TASK STATEMENT -> Return every line below as is, leaving out the pictures.

--- Begin GIVEN ENTRIES ---

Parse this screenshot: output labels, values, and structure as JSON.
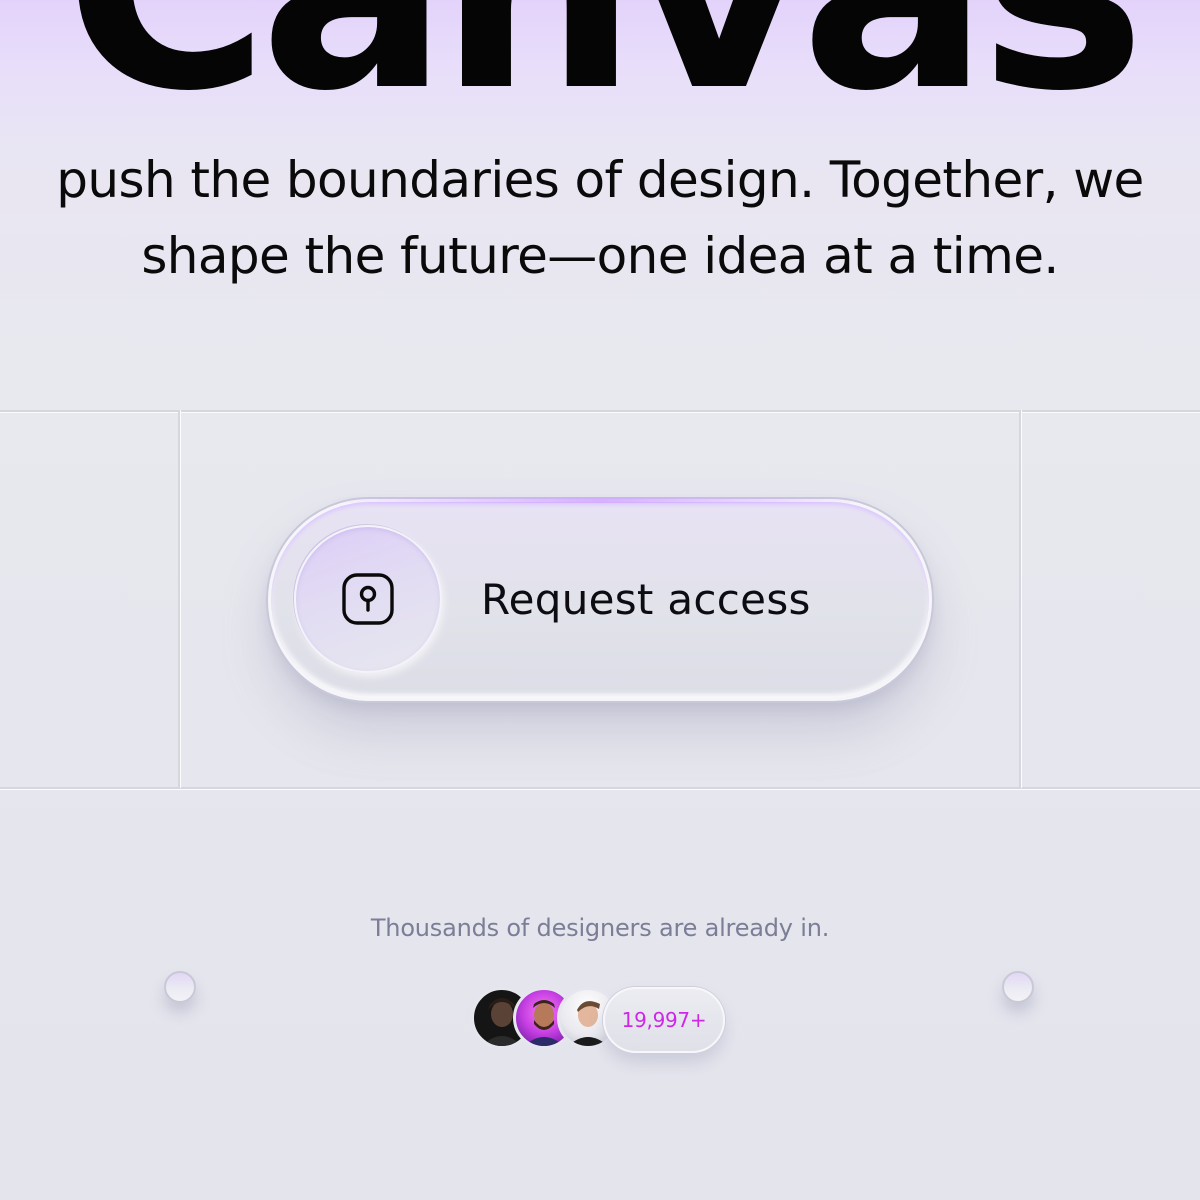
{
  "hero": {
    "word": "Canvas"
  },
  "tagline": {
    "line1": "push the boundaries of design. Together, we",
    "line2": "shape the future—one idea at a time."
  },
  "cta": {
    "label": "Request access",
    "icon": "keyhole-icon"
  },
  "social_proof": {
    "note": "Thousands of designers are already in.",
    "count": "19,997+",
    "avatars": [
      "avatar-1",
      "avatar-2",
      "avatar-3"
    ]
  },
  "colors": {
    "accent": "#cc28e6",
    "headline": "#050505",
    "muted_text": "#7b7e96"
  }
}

--- End GIVEN ENTRIES ---

SOLVED EXERCISE ->
Parse this screenshot: output labels, values, and structure as JSON.
{
  "hero": {
    "word": "Canvas"
  },
  "tagline": {
    "line1": "push the boundaries of design. Together, we",
    "line2": "shape the future—one idea at a time."
  },
  "cta": {
    "label": "Request access",
    "icon": "keyhole-icon"
  },
  "social_proof": {
    "note": "Thousands of designers are already in.",
    "count": "19,997+",
    "avatars": [
      "avatar-1",
      "avatar-2",
      "avatar-3"
    ]
  },
  "colors": {
    "accent": "#cc28e6",
    "headline": "#050505",
    "muted_text": "#7b7e96"
  }
}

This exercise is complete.